_Task input_.

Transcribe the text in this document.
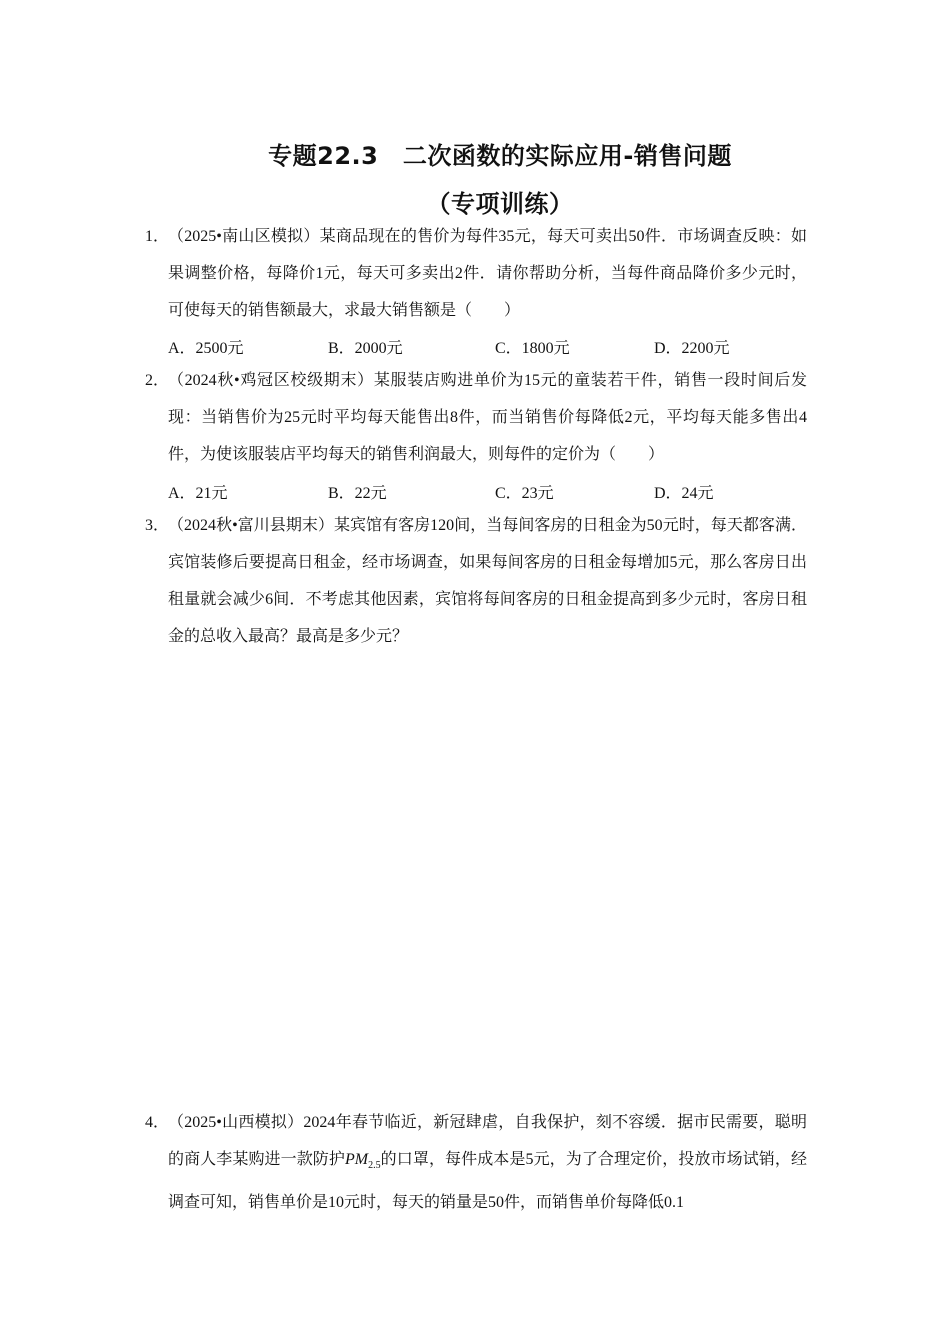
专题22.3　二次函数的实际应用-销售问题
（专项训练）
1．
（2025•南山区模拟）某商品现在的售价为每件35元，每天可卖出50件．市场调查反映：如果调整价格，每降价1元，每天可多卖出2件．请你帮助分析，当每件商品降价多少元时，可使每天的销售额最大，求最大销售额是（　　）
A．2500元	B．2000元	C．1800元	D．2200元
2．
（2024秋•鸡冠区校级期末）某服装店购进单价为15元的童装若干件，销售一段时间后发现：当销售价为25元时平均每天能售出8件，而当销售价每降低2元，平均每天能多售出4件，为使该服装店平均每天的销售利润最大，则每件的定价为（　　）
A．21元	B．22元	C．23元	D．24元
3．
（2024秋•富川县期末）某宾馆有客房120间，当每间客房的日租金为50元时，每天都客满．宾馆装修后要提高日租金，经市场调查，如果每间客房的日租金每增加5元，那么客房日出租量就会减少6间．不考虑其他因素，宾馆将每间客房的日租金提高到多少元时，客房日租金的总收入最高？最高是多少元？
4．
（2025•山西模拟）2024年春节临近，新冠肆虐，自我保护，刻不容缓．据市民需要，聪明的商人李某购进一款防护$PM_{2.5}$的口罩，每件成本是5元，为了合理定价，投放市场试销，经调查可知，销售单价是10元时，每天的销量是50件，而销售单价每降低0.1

---

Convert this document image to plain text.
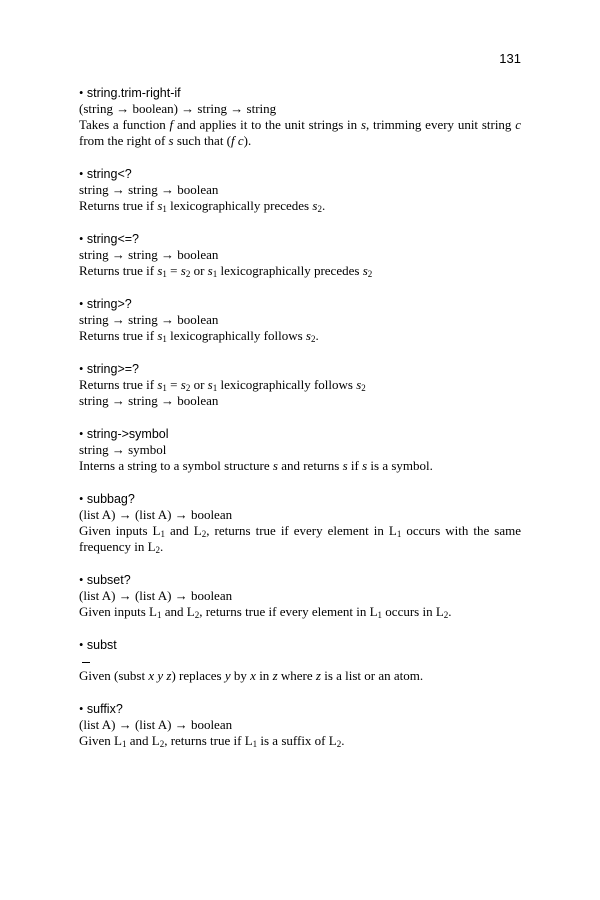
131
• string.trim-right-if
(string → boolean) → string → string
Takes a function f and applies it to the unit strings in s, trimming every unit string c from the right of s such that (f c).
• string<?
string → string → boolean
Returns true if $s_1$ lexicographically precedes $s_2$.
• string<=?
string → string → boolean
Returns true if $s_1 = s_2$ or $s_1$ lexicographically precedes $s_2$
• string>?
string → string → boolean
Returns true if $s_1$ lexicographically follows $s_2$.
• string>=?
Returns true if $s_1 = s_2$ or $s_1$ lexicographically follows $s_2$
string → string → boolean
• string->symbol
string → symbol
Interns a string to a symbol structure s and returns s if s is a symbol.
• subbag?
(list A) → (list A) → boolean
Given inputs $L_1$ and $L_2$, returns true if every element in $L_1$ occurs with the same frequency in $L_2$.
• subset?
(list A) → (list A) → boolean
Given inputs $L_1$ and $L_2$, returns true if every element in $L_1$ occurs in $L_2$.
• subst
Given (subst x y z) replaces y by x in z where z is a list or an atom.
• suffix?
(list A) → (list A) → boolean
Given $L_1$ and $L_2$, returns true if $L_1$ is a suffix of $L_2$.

_Written problem_. Of the lines above, how many hold the word "occurs"? Say the number alone.

_Exercise output_. 2